Transcribe each line of the material as it is, and drop any picture.

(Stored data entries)
═══
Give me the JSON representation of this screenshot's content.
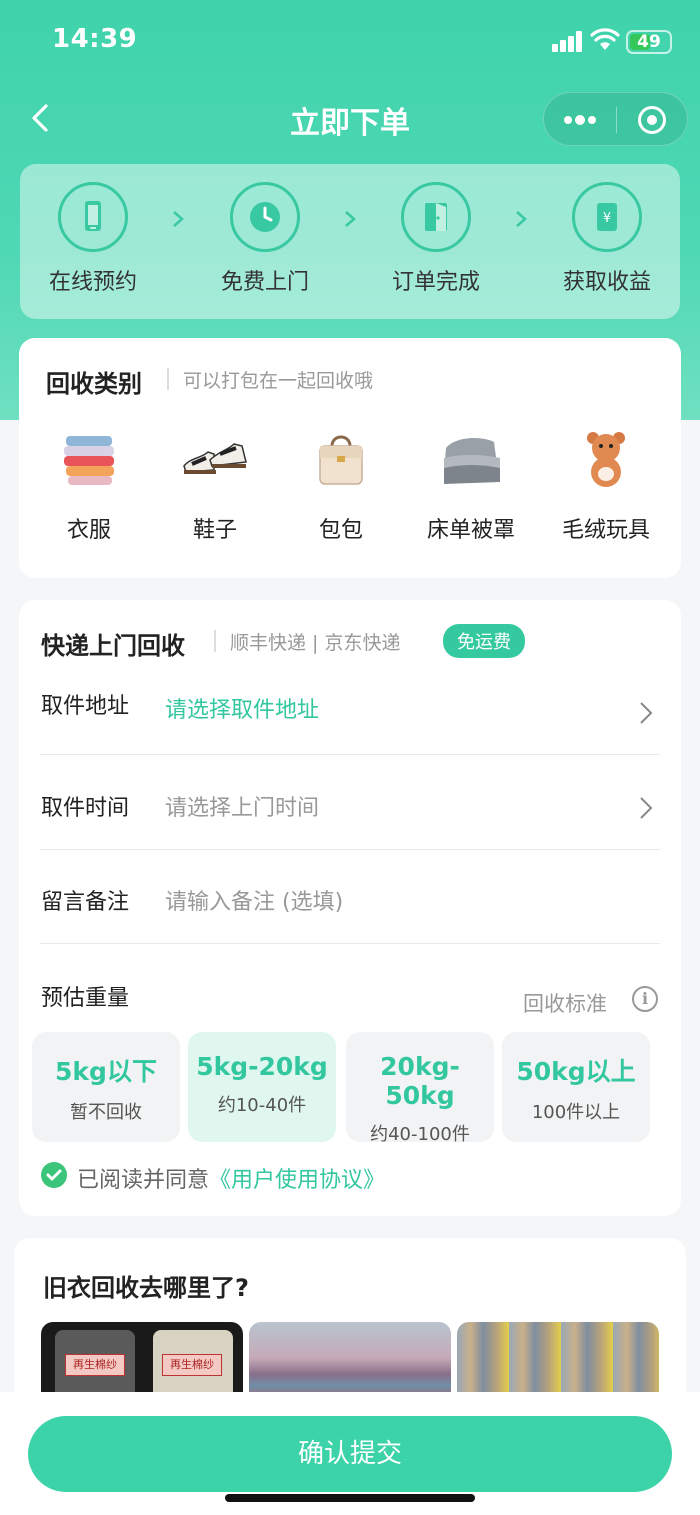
{
  "status_bar": {
    "time": "14:39",
    "battery": "49"
  },
  "nav": {
    "title": "立即下单"
  },
  "steps": [
    {
      "label": "在线预约",
      "icon": "phone-icon"
    },
    {
      "label": "免费上门",
      "icon": "clock-icon"
    },
    {
      "label": "订单完成",
      "icon": "door-icon"
    },
    {
      "label": "获取收益",
      "icon": "money-icon"
    }
  ],
  "category": {
    "title": "回收类别",
    "subtitle": "可以打包在一起回收哦",
    "items": [
      {
        "label": "衣服"
      },
      {
        "label": "鞋子"
      },
      {
        "label": "包包"
      },
      {
        "label": "床单被罩"
      },
      {
        "label": "毛绒玩具"
      }
    ]
  },
  "express": {
    "title": "快递上门回收",
    "carriers": "顺丰快递 | 京东快递",
    "badge": "免运费",
    "address_label": "取件地址",
    "address_value": "请选择取件地址",
    "time_label": "取件时间",
    "time_placeholder": "请选择上门时间",
    "note_label": "留言备注",
    "note_placeholder": "请输入备注 (选填)",
    "weight_label": "预估重量",
    "standard_link": "回收标准",
    "weight_options": [
      {
        "main": "5kg以下",
        "sub": "暂不回收"
      },
      {
        "main": "5kg-20kg",
        "sub": "约10-40件"
      },
      {
        "main": "20kg-50kg",
        "sub": "约40-100件"
      },
      {
        "main": "50kg以上",
        "sub": "100件以上"
      }
    ],
    "agree_prefix": "已阅读并同意",
    "agree_link": "《用户使用协议》"
  },
  "where": {
    "title": "旧衣回收去哪里了?",
    "photo1_tag": "再生棉纱"
  },
  "submit_label": "确认提交",
  "colors": {
    "accent": "#33c7a0",
    "header": "#3fd3ab",
    "button": "#3cd3a9"
  }
}
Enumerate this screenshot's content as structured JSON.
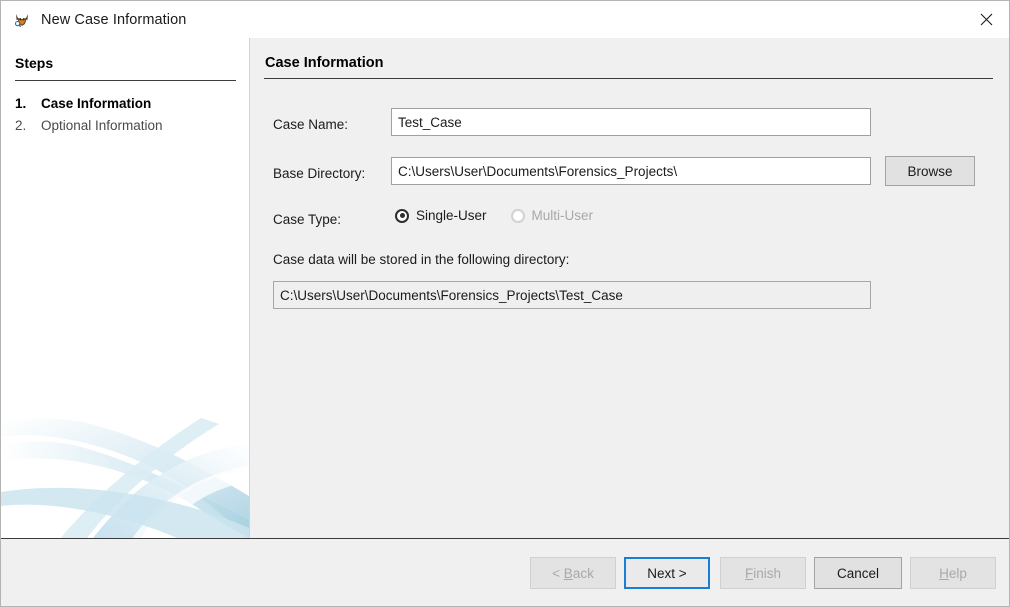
═══
● **ANSWER TO THE TASK**
Give me the JSON representation of this screenshot's content.
{
  "status_bar": {
    "time": "14:39",
    "battery": "49"
  },
  "nav": {
    "title": "立即下单"
  },
  "steps": [
    {
      "label": "在线预约",
      "icon": "phone-icon"
    },
    {
      "label": "免费上门",
      "icon": "clock-icon"
    },
    {
      "label": "订单完成",
      "icon": "door-icon"
    },
    {
      "label": "获取收益",
      "icon": "money-icon"
    }
  ],
  "category": {
    "title": "回收类别",
    "subtitle": "可以打包在一起回收哦",
    "items": [
      {
        "label": "衣服"
      },
      {
        "label": "鞋子"
      },
      {
        "label": "包包"
      },
      {
        "label": "床单被罩"
      },
      {
        "label": "毛绒玩具"
      }
    ]
  },
  "express": {
    "title": "快递上门回收",
    "carriers": "顺丰快递 | 京东快递",
    "badge": "免运费",
    "address_label": "取件地址",
    "address_value": "请选择取件地址",
    "time_label": "取件时间",
    "time_placeholder": "请选择上门时间",
    "note_label": "留言备注",
    "note_placeholder": "请输入备注 (选填)",
    "weight_label": "预估重量",
    "standard_link": "回收标准",
    "weight_options": [
      {
        "main": "5kg以下",
        "sub": "暂不回收"
      },
      {
        "main": "5kg-20kg",
        "sub": "约10-40件"
      },
      {
        "main": "20kg-50kg",
        "sub": "约40-100件"
      },
      {
        "main": "50kg以上",
        "sub": "100件以上"
      }
    ],
    "agree_prefix": "已阅读并同意",
    "agree_link": "《用户使用协议》"
  },
  "where": {
    "title": "旧衣回收去哪里了?",
    "photo1_tag": "再生棉纱"
  },
  "submit_label": "确认提交",
  "colors": {
    "accent": "#33c7a0",
    "header": "#3fd3ab",
    "button": "#3cd3a9"
  }
}
Enumerate this screenshot's content as structured JSON.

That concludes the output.